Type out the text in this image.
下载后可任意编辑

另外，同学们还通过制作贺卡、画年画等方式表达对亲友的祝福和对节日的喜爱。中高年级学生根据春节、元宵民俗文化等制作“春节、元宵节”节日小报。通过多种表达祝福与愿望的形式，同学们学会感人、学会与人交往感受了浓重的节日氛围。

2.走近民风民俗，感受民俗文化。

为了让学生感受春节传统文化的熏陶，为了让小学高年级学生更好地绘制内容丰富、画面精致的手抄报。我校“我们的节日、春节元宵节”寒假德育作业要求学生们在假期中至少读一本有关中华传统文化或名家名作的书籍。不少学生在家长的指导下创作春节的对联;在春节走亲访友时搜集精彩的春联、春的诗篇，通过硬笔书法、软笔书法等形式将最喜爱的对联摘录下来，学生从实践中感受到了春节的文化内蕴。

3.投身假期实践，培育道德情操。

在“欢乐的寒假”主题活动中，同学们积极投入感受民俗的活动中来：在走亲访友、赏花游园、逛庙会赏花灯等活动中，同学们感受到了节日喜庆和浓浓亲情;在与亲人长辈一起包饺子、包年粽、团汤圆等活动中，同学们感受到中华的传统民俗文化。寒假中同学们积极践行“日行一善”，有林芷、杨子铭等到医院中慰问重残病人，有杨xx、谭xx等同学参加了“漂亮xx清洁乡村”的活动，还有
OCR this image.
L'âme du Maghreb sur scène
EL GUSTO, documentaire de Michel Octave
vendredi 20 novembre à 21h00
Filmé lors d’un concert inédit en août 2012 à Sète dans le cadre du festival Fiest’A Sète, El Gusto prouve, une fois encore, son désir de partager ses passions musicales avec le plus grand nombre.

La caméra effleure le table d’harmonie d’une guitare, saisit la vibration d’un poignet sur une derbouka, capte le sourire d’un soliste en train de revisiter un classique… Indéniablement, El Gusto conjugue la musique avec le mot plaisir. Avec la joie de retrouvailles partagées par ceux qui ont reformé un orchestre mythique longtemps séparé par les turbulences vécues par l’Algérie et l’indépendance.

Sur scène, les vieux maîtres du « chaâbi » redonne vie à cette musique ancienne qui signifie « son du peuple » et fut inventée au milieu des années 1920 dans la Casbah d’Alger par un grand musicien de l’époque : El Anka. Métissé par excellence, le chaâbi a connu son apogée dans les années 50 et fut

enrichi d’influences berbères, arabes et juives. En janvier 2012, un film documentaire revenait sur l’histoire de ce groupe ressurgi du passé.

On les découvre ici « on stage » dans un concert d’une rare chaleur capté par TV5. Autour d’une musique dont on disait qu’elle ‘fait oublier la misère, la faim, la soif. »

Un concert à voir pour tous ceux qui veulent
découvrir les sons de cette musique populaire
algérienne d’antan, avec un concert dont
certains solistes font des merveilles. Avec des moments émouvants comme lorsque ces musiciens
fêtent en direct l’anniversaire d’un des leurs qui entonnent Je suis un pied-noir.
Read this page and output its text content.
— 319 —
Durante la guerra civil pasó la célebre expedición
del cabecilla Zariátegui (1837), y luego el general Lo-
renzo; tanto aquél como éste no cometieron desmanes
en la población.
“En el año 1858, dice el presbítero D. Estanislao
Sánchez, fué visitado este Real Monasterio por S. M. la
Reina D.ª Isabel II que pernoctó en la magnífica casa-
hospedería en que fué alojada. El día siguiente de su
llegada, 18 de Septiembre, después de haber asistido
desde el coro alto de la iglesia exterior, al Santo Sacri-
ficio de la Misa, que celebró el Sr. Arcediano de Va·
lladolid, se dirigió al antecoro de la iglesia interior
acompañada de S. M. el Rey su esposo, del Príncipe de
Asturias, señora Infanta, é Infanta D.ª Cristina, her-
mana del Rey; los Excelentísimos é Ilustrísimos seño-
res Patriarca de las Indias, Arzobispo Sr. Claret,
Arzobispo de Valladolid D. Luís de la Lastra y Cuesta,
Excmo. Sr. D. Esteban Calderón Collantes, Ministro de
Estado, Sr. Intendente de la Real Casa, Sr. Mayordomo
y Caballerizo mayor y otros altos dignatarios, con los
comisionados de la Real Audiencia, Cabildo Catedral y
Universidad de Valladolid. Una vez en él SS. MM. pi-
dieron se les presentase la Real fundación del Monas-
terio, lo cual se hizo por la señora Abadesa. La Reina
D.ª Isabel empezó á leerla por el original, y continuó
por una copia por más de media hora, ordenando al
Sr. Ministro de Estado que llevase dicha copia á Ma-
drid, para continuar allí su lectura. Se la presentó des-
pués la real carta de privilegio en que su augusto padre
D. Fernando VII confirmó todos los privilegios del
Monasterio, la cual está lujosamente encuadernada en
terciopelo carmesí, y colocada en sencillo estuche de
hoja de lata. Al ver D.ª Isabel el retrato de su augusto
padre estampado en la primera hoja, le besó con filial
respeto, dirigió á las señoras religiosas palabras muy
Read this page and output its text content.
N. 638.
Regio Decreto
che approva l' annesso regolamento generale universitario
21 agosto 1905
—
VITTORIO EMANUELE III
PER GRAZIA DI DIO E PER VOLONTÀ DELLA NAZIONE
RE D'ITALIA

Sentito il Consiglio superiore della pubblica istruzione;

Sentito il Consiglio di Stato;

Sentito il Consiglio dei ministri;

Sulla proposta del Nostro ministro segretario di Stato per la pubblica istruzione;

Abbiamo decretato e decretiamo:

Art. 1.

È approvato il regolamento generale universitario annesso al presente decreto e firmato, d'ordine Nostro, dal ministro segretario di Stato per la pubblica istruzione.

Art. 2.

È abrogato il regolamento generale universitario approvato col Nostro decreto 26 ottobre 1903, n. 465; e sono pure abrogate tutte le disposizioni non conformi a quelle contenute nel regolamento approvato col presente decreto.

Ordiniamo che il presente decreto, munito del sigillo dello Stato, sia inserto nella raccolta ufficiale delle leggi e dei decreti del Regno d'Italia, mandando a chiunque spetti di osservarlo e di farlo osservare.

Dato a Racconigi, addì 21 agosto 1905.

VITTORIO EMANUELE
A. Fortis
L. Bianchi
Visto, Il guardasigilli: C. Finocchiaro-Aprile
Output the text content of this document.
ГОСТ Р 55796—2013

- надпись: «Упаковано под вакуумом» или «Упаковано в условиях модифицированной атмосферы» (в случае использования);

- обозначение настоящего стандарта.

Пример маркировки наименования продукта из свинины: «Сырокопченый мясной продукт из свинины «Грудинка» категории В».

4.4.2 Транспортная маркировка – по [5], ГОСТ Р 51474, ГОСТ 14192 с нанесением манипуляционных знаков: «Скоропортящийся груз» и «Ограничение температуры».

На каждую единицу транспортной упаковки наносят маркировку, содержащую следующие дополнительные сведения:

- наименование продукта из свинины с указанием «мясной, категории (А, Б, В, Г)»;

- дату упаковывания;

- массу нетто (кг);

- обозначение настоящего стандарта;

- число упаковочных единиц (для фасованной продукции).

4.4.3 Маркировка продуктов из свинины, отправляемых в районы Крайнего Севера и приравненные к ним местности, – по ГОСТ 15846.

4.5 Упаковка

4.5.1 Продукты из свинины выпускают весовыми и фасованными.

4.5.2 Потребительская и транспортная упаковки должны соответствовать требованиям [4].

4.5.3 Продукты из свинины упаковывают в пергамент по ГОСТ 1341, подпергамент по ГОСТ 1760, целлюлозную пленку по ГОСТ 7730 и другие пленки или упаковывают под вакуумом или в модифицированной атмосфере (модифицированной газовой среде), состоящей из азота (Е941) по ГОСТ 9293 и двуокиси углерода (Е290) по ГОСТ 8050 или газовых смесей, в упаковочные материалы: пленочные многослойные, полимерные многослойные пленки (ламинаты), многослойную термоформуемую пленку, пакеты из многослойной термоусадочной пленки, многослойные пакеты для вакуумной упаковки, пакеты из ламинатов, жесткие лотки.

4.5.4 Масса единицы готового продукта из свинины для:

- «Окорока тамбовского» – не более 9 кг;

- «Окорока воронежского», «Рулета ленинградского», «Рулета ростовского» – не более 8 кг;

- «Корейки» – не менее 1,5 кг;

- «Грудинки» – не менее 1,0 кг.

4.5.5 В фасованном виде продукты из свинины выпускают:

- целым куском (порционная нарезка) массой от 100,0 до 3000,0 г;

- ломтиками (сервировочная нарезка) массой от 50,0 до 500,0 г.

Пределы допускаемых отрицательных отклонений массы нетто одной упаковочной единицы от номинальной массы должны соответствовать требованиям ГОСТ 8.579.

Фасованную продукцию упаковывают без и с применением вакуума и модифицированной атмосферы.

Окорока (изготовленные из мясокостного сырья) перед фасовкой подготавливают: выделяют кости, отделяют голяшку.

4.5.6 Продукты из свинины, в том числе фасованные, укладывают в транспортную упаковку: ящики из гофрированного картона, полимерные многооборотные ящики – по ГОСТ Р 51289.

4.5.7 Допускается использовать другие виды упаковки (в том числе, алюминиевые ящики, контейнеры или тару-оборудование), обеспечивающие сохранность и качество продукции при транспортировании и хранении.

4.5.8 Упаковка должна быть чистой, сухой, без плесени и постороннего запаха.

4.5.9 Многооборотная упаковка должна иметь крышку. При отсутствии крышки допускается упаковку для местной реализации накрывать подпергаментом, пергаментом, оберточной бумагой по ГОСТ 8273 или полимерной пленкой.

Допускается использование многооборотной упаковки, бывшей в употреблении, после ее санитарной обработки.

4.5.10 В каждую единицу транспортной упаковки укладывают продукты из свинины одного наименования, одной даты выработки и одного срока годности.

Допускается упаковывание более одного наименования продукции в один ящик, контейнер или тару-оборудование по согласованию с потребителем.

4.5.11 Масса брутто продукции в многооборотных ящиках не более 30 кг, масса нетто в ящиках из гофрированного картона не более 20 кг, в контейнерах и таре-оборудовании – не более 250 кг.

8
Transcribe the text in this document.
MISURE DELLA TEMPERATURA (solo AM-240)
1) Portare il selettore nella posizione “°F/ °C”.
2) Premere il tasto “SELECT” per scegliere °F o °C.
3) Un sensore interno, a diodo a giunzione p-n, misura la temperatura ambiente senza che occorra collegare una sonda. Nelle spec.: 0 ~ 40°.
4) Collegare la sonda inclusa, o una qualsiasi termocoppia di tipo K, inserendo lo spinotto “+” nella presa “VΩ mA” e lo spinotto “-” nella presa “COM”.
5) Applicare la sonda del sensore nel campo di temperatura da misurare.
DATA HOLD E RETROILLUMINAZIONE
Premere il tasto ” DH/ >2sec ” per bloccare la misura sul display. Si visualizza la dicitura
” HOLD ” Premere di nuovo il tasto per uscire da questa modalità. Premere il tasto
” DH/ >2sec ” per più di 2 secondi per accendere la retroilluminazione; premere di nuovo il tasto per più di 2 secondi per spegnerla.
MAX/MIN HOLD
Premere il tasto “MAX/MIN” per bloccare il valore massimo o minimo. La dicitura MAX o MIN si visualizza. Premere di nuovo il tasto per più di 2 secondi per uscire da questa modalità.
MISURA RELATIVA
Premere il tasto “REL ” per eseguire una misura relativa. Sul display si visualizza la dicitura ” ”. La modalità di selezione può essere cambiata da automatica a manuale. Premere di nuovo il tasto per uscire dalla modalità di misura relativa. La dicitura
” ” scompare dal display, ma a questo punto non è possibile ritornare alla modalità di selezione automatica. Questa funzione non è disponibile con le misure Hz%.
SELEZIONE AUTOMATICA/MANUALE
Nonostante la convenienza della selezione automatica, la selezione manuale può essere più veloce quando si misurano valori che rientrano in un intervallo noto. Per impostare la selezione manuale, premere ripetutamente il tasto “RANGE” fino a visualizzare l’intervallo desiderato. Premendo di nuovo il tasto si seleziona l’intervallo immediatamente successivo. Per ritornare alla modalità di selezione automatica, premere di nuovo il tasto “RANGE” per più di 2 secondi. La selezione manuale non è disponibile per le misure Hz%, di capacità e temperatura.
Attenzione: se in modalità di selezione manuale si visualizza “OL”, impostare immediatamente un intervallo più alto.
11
• • • •
→ WRITTEN INSTRUCTION: Search the lines for the string "Reina" and copy every line that has it.

→ WRITTEN SOLUTION:
Reina D.ª Isabel II que pernoctó en la magnífica casa-
terio, lo cual se hizo por la señora Abadesa. La Reina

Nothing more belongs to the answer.